Chart and figure data

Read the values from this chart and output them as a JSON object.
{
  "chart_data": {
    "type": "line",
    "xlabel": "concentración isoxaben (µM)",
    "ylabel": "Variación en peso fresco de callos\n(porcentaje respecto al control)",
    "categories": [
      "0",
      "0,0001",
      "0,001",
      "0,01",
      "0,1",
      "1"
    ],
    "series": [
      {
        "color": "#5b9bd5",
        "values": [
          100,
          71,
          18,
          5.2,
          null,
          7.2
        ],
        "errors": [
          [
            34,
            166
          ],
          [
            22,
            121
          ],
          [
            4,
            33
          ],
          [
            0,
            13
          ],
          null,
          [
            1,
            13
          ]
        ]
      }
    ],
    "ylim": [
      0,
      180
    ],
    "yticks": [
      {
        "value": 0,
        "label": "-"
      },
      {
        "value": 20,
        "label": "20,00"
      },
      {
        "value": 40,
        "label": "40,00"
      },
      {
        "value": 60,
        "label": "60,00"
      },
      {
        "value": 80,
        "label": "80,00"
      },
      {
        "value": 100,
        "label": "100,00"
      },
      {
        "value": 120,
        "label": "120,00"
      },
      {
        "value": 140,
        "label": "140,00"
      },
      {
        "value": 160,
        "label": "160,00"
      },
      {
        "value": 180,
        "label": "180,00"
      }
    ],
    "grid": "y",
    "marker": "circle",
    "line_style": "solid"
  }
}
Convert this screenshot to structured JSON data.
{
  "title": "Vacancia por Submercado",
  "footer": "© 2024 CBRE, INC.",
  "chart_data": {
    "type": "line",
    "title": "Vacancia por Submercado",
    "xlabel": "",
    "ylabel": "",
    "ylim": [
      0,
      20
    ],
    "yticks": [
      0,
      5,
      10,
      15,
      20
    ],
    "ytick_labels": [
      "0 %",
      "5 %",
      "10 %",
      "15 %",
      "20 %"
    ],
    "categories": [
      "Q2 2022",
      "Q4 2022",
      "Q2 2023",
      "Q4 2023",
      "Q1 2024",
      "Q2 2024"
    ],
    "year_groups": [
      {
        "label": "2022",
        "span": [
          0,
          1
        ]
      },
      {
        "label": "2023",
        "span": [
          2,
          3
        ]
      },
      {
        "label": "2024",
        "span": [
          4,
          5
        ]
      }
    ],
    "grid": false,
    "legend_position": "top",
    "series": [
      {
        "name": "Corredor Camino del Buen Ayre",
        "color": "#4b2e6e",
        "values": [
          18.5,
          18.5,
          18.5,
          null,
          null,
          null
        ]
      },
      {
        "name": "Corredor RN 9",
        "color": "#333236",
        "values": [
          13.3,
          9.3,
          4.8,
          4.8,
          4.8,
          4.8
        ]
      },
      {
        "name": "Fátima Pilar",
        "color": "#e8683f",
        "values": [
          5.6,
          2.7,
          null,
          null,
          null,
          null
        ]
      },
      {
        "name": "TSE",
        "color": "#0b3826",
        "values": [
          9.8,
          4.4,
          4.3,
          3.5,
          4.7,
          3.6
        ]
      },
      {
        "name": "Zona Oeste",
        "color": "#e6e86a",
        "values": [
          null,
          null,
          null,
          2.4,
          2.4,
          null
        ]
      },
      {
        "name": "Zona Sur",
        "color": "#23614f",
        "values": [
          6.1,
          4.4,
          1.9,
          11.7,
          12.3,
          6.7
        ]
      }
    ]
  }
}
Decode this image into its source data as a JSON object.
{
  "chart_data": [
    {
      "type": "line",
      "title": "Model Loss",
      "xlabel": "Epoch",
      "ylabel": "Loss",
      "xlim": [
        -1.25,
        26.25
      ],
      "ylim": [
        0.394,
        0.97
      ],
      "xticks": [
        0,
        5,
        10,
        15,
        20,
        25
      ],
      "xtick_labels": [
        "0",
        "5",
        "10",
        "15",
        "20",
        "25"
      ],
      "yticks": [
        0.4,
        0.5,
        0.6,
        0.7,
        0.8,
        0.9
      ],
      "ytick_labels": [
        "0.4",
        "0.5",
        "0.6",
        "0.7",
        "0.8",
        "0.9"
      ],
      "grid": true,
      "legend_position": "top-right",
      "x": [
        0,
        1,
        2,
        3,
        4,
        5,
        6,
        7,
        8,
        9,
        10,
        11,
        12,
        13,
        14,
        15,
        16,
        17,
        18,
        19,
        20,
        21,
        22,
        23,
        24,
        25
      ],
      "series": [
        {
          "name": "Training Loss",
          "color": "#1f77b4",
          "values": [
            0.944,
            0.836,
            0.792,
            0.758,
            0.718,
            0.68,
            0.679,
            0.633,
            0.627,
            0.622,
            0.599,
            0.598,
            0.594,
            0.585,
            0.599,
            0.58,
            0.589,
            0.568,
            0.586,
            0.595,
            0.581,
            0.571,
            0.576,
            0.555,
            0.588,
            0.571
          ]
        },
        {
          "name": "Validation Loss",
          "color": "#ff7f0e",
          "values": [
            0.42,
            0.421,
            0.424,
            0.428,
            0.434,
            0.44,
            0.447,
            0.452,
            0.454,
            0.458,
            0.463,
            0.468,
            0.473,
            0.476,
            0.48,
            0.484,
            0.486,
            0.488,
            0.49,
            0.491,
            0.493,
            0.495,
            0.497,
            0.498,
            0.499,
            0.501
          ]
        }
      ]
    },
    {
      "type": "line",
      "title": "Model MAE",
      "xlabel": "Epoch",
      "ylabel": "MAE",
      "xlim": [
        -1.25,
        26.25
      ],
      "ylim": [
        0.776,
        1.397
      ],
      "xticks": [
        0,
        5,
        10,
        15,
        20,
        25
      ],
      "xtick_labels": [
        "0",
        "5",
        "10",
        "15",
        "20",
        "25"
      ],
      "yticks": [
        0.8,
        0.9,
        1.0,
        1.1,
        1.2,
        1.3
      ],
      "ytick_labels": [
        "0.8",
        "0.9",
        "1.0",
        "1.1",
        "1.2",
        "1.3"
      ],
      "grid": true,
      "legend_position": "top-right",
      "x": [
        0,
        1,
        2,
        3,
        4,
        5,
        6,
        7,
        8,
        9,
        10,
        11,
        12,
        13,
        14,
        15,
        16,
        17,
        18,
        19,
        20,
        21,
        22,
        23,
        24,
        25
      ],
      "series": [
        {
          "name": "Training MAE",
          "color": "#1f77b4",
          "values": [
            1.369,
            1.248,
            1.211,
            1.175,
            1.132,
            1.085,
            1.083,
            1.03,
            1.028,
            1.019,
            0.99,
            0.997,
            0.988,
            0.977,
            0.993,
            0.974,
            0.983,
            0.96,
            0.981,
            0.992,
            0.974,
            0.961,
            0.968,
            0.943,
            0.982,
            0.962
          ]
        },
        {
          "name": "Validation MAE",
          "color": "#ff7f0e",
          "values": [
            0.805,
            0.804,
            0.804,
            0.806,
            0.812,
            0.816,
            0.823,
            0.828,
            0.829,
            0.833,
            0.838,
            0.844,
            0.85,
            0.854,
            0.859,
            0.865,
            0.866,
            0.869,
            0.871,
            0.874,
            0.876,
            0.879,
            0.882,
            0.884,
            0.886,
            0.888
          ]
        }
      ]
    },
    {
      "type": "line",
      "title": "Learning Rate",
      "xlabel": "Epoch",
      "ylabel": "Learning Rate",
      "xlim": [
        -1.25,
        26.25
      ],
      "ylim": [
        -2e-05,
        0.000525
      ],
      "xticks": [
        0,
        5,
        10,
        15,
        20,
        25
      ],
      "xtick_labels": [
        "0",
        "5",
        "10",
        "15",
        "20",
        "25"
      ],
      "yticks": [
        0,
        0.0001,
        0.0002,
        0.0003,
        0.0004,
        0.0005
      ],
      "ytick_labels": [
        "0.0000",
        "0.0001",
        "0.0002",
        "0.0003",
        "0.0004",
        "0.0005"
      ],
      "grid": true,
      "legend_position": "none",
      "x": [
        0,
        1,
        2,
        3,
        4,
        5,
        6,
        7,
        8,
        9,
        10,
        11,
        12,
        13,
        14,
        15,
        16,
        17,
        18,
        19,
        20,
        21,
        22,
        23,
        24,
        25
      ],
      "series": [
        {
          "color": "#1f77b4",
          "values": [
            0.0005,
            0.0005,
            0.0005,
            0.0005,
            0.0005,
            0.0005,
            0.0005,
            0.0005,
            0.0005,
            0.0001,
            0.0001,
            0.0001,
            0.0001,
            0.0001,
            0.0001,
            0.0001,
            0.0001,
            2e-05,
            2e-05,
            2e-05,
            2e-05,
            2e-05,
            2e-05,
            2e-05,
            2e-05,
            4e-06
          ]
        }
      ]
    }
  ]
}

▸ **TASK STATEMENT**: Pick out each line containing "title" and report it.

▸ **ANSWER TO THIS PROBLEM**:
  "title": "Vacancia por Submercado",
    "title": "Vacancia por Submercado",
      "title": "Model Loss",
      "title": "Model MAE",
      "title": "Learning Rate",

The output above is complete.